- GIVEN PROBLEM 1: Copy out the portion of the filter transfer function thread starting with "And putting in" and going on through "adding it in.".
- GIVEN PROBLEM 2: In the filter transfer function thread, what value is given for $$R_L$$?
- GIVEN PROBLEM 3: The poster of the filter transfer function thread treats the circuit as 3 cascaded blocks. List the transfer function obtained for each block.

# Transfer function of a filter: where is my mistake?

So, I'm trying to derive the transfer function of the following circuit:

with $$R_L=3R$$

So my attempt was to treat the circuit as 3 cascaded blocks, obtaining the following transfer functions:

$$\frac{V_{o1}(s)}{V_i(s)}=\frac{1}{1+sCR}$$ $$\frac{V_{o2}(s)}{V_{o1}(s)}=\frac{1}{1+sCR}$$ $$\frac{V_{o}(s)}{V_{o2}(s)}=\frac{3R}{4R+s3CR^2}$$

Then to obtain the transfer function I multiply the 3, obtaining:

$$\frac{V_{o1}(s)}{V_i(s)}=\frac{3R}{3C^3R^4s^3+10C^2R^3s^2+11CR^2s+4R}$$

And putting in canonical form:

$$\frac{V_{o}(s)}{V_i(s)}=\frac{\frac{1}{R^3C^3}}{s^3+\frac{10}{3RC}s^2+\frac{11}{3R^2C^2}s+\frac{4}{3R^3C^3}}$$

$$\frac{V_{o}(s)}{V_i(s)}=\frac{\frac{1}{R^3C^3}}{s^3+\frac{16}{3RC}s^2+\frac{22}{3R^2C^2}s+\frac{2}{R^3C^3}}$$

So I might be making some sort of mistake with the coefficients in the original transfer function. I've already redone this multiple times and can't find my mistake. Can someone help me please?

• Read here for something that is almost exactly what you want. It's only missing the trivial addition of your final R. And I'm certain you'll have no problem adding it in.

- SOURCE MATERIAL:
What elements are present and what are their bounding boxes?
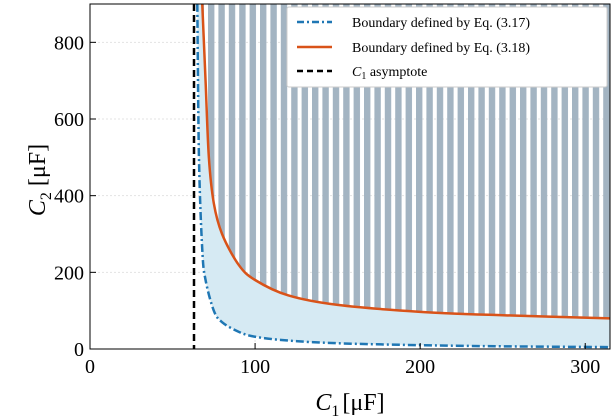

- TASK SOLUTION 1:
And putting in canonical form:

$$\frac{V_{o}(s)}{V_i(s)}=\frac{\frac{1}{R^3C^3}}{s^3+\frac{10}{3RC}s^2+\frac{11}{3R^2C^2}s+\frac{4}{3R^3C^3}}$$

$$\frac{V_{o}(s)}{V_i(s)}=\frac{\frac{1}{R^3C^3}}{s^3+\frac{16}{3RC}s^2+\frac{22}{3R^2C^2}s+\frac{2}{R^3C^3}}$$

So I might be making some sort of mistake with the coefficients in the original transfer function. I've already redone this multiple times and can't find my mistake. Can someone help me please?

• Read here for something that is almost exactly what you want. It's only missing the trivial addition of your final R. And I'm certain you'll have no problem adding it in.

- TASK SOLUTION 2: $$R_L=3R$$

- TASK SOLUTION 3:
- $$\frac{V_{o1}(s)}{V_i(s)}=\frac{1}{1+sCR}$$
- $$\frac{V_{o2}(s)}{V_{o1}(s)}=\frac{1}{1+sCR}$$
- $$\frac{V_{o}(s)}{V_{o2}(s)}=\frac{3R}{4R+s3CR^2}$$